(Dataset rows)
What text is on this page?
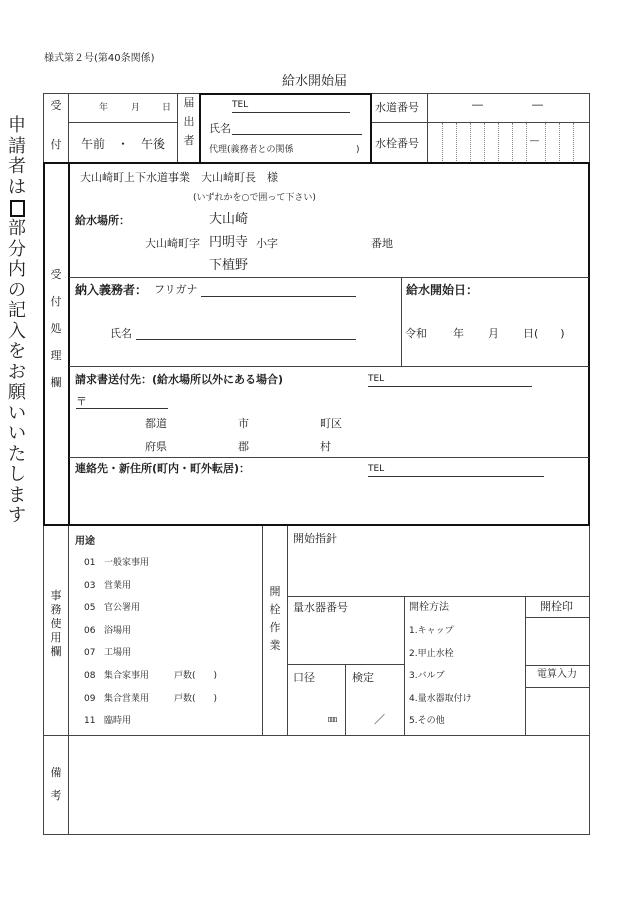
様式第２号(第40条関係)
給水開始届
申
請
者
は
部
分
内
の
記
入
を
お
願
い
い
た
し
ま
す
受
付
年	月 日
午前　・　午後
届
出
者
TEL
氏名
代理(義務者との関係	)
水道番号	―	―
水栓番号	―
受
付
処
理
欄
大山崎町上下水道事業　大山崎町長　様
(いずれかを○で囲って下さい)
給水場所：	大山崎
大山崎町字 円明寺 小字	番地
下植野
納入義務者： フリガナ
氏名
給水開始日：
令和 年 月 日(　　)
請求書送付先：(給水場所以外にある場合)	TEL
〒
都道	市	町区
府県	郡	村
連絡先・新住所(町内・町外転居)：	TEL
事
務
使
用
欄
用途
01 一般家事用
03 営業用
05 官公署用
06 浴場用
07 工場用
08 集合家事用	戸数(　　)
09 集合営業用	戸数(　　)
11 臨時用
開
栓
作
業
開始指針
量水器番号	開栓方法
1.キャップ
2.甲止水栓
3.バルブ
4.量水器取付け
5.その他
開栓印
電算入力
口径	検定
㎜	／
備
考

> TO DO: Can you restate all the records above word for word while dropping the pictures?

> COMPLETE RESPONSE:
What text is on this page?
様式第２号(第40条関係)
給水開始届
申
請
者
は
部
分
内
の
記
入
を
お
願
い
い
た
し
ま
す
受
付
年	月 日
午前　・　午後
届
出
者
TEL
氏名
代理(義務者との関係	)
水道番号	―	―
水栓番号	―
受
付
処
理
欄
大山崎町上下水道事業　大山崎町長　様
(いずれかを○で囲って下さい)
給水場所：	大山崎
大山崎町字 円明寺 小字	番地
下植野
納入義務者： フリガナ
氏名
給水開始日：
令和 年 月 日(　　)
請求書送付先：(給水場所以外にある場合)	TEL
〒
都道	市	町区
府県	郡	村
連絡先・新住所(町内・町外転居)：	TEL
事
務
使
用
欄
用途
01 一般家事用
03 営業用
05 官公署用
06 浴場用
07 工場用
08 集合家事用	戸数(　　)
09 集合営業用	戸数(　　)
11 臨時用
開
栓
作
業
開始指針
量水器番号	開栓方法
1.キャップ
2.甲止水栓
3.バルブ
4.量水器取付け
5.その他
開栓印
電算入力
口径	検定
㎜	／
備
考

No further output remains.